> Direction
Show every line in the records below that contains the word "wings".
───── Data for processing
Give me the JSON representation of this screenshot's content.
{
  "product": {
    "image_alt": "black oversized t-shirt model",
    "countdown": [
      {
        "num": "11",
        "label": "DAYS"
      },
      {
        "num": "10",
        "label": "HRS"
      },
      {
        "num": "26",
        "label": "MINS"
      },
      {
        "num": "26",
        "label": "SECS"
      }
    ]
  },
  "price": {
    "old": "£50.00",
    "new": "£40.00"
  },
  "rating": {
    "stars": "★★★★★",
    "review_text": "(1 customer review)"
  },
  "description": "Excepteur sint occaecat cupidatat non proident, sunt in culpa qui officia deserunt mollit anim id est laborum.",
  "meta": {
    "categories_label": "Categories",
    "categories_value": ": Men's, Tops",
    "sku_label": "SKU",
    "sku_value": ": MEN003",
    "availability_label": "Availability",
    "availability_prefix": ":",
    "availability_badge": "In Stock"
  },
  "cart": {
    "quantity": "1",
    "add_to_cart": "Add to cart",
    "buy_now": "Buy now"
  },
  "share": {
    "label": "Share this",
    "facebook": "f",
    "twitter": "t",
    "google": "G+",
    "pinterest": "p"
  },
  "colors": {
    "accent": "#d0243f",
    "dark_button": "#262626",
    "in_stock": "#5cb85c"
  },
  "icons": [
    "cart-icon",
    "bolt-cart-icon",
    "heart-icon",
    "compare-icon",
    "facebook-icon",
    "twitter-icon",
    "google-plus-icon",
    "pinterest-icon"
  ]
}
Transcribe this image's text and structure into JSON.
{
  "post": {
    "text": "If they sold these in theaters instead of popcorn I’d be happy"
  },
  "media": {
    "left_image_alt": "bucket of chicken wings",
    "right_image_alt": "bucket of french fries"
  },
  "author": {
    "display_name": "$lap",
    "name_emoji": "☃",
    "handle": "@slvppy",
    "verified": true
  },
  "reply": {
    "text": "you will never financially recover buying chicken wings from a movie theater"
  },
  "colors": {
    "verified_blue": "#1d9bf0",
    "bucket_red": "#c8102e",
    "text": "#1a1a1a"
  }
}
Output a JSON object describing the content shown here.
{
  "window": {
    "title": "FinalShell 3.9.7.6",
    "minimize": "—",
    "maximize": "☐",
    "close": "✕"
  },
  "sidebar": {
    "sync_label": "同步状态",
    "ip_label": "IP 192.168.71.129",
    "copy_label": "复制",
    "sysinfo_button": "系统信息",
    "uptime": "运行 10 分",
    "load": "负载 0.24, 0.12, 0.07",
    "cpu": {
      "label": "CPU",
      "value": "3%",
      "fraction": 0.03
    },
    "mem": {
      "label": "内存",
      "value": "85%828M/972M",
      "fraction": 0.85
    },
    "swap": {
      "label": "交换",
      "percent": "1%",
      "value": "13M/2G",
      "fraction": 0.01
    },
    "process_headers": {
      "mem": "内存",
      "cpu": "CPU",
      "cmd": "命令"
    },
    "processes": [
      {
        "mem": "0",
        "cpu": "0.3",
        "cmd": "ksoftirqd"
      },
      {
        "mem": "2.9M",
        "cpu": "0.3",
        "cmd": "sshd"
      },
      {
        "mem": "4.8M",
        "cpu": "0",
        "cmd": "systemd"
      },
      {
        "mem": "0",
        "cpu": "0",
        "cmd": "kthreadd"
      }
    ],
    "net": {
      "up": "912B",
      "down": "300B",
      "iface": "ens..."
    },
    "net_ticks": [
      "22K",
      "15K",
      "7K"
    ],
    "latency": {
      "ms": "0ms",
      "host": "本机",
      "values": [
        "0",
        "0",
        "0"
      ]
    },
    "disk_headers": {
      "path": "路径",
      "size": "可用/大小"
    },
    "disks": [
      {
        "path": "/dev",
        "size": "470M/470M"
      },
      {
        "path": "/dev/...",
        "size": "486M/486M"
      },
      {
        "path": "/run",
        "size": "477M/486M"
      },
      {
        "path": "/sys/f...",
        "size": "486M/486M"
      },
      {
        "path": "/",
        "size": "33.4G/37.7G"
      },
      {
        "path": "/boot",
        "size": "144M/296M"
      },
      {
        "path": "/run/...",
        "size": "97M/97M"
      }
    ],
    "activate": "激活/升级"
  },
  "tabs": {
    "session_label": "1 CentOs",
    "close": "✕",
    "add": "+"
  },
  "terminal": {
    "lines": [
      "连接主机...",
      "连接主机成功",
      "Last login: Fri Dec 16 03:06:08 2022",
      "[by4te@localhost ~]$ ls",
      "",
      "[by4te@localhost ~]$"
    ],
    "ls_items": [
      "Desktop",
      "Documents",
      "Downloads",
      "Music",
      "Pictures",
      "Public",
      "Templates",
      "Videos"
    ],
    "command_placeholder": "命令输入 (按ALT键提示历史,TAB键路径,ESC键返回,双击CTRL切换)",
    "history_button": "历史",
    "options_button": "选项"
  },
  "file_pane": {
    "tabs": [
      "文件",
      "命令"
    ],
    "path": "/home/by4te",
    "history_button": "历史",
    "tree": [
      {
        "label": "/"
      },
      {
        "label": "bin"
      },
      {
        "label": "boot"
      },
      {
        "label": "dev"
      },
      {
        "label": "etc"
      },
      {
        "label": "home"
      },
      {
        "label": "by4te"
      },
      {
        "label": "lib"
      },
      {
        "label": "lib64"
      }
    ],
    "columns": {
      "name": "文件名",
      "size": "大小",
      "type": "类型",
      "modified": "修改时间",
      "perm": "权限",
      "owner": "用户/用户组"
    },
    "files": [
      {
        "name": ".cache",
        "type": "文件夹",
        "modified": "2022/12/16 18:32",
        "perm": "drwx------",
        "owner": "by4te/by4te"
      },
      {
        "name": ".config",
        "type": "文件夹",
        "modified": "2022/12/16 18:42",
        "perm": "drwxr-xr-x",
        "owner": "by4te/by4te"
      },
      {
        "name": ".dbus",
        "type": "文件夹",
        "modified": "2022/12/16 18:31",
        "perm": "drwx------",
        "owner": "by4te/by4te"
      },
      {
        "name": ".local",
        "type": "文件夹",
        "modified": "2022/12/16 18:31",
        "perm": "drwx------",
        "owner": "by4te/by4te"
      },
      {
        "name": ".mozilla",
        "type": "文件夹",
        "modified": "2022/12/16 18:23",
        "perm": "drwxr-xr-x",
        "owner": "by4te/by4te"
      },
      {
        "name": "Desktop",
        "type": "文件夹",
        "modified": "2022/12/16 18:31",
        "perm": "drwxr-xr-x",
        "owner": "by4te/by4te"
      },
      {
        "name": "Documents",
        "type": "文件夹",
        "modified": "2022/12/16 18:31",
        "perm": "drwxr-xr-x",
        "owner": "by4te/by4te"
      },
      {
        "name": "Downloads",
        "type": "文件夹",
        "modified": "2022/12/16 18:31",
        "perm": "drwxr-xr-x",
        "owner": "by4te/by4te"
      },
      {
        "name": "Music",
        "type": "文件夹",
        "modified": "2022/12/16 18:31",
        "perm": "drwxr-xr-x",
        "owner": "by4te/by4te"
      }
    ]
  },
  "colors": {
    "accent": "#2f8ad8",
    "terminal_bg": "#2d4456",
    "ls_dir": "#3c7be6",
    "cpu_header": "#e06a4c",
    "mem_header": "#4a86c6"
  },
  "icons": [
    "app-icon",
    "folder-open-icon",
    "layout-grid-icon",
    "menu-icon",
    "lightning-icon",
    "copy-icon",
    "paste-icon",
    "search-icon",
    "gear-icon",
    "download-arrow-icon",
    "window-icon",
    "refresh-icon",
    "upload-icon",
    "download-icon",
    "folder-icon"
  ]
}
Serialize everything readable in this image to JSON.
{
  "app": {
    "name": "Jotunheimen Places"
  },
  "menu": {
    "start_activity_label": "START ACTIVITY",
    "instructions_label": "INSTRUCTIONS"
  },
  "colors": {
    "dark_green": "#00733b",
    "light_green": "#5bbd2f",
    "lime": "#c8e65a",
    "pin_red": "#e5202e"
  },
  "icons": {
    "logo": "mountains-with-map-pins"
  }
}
──────────
> Task solution
    "left_image_alt": "bucket of chicken wings",
    "text": "you will never financially recover buying chicken wings from a movie theater"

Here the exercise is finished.